■ **提供的段落**:
----

1.3.4 穩定性實驗 精密吸取同一供試品溶液，分別于0、1、2、4、8、12、24 h按“1.2.3”項下色譜條件進行測定；記錄貝母辛、貝母素甲和貝母素乙的峰面積，分別計算貝母辛、貝母素甲和貝母素乙的平均含量及RSD。

1.3.5 加樣回收率實驗 精密稱取已知含量的浙貝母樣品1.0 g，共6份，置圓底燒瓶中，分別精密加入對照品貝母辛0.8 mg、貝母素甲0.1 mg、貝母素乙1.0 mg，按“1.2.2”項下方法制成供試品溶液，按“1.2.3”項下色譜條件進行測定，計算加樣回收率及RSD。

1.3.6 貝母樣品中貝母辛、貝母素甲和貝母素乙的含量測定 精密稱取9個不同產地的貝母樣品，分別按“1.2.2”項下方法制備供試品溶液，按“1.2.3”項下色譜條件進行測定，計算結果。

----

■ **問題 1**:
下列三項說法是否符合上方關於貝母含量測定的段落？請對每項回答「是」或「否」，並原樣引用段落中起決定作用的字句。
(a) 穩定性實驗在0到24 h之間共於7個時間點進行測定。
(b) 加樣回收率實驗中，加入的貝母素甲多於貝母素乙。
(c) 含量測定所用的貝母樣品來自9個不同產地。
■ **問題 2**:
依照上方關於貝母含量測定的段落，穩定性實驗記錄貝母辛、貝母素甲和貝母素乙的峰面積，是為了計算什麼？請用一到三句話說明。
■ **問題 3**:
請接續上方關於貝母含量測定的段落，從其最後一句之後往下寫。

----

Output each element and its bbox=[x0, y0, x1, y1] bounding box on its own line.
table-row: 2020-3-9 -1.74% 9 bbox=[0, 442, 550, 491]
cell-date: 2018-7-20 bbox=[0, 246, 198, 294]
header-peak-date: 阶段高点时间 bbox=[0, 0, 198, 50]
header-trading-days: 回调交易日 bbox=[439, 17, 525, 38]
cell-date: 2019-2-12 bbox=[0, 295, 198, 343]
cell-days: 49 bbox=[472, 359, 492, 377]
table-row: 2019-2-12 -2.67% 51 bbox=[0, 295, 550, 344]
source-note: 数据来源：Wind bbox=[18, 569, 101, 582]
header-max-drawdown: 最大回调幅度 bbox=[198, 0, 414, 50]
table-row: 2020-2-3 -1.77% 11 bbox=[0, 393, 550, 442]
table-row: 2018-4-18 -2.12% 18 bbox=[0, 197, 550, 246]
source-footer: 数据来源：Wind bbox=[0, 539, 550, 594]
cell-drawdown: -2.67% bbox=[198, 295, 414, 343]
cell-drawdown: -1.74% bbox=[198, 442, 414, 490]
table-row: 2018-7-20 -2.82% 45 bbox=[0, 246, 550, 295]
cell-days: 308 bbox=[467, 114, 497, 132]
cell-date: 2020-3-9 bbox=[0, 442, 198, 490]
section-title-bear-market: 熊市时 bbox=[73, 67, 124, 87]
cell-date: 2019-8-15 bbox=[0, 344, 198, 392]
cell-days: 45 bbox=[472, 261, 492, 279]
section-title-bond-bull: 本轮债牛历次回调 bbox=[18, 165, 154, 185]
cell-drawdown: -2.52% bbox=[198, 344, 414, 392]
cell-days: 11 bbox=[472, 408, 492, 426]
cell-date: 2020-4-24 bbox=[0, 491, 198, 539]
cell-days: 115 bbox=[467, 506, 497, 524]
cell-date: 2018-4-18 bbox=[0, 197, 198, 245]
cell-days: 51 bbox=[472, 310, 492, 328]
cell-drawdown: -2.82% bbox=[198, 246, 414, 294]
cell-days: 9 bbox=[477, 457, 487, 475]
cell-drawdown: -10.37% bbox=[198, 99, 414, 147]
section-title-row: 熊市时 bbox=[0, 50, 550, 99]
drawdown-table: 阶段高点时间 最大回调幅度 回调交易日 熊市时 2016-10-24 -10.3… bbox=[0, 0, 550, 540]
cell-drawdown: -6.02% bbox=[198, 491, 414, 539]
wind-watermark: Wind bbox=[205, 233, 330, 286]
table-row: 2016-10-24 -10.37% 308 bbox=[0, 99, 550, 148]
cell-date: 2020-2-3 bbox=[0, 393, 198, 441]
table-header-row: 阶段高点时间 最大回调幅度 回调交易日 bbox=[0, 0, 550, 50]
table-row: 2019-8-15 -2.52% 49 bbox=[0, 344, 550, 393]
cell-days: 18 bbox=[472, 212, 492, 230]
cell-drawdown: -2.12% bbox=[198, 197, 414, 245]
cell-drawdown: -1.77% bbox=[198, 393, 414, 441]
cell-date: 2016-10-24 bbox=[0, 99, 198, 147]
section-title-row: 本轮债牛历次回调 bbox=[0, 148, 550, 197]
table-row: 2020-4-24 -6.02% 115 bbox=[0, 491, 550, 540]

----

■ **最終答案 1**:
(a) 是。「分別于0、1、2、4、8、12、24 h按“1.2.3”項下色譜條件進行測定」
(b) 否。「貝母素甲0.1 mg、貝母素乙1.0 mg」
(c) 是。「精密稱取9個不同產地的貝母樣品」

■ **最終答案 2**:
穩定性實驗在各時間點記錄三種成分的峰面積，用來分別計算貝母辛、貝母素甲和貝母素乙的平均含量及RSD。

■ **最終答案 3**:
2 結果與分析

2.1 樣品及對照品色譜圖 在本實驗色譜條件下，可見供試品溶液及對照品溶液基線平穩，各色譜峰分離度好，其他成分無干擾（圖1）。

圖1 對照品（A）及樣品（B）的HPLC-ELSD色譜圖

2.2 方法學考察結果

2.2.1 線性關系 測定貝母辛、貝母素甲和貝母素乙峰面積，以峰面積積分值（Y）對溶液質量濃度（X）進行線性回歸，得到貝母辛、貝母素甲和貝母素乙的回歸方程分別為：貝母辛，Y1=1.7953X1+13.221，r1=0.9992； 貝 母 素 甲 ，Y2=1.8021X2+12.863，r2=0.9991； 貝 母 素 乙 ，Y3=1.8127X3+12.478，r3=0.9997;表明貝母辛、貝母素甲、貝母乙素在質量濃度3.6～288、0.8～64、2.4～192 μg/mL與峰面積線性關系良好。

2.2.2 精密度實驗 貝母辛、貝母素甲和貝母素乙峰面積的RSD分別為2.13%、1.97%和1.78%，表明儀器的精密度良好。

2.2.3 重復性實驗 貝母辛、貝母素甲和貝母素乙含量的平均值分別為267.4、94.5、304.7 μg/g，RSD分別為1.95%、2.27%和2.03%，表明該方法重現性良好。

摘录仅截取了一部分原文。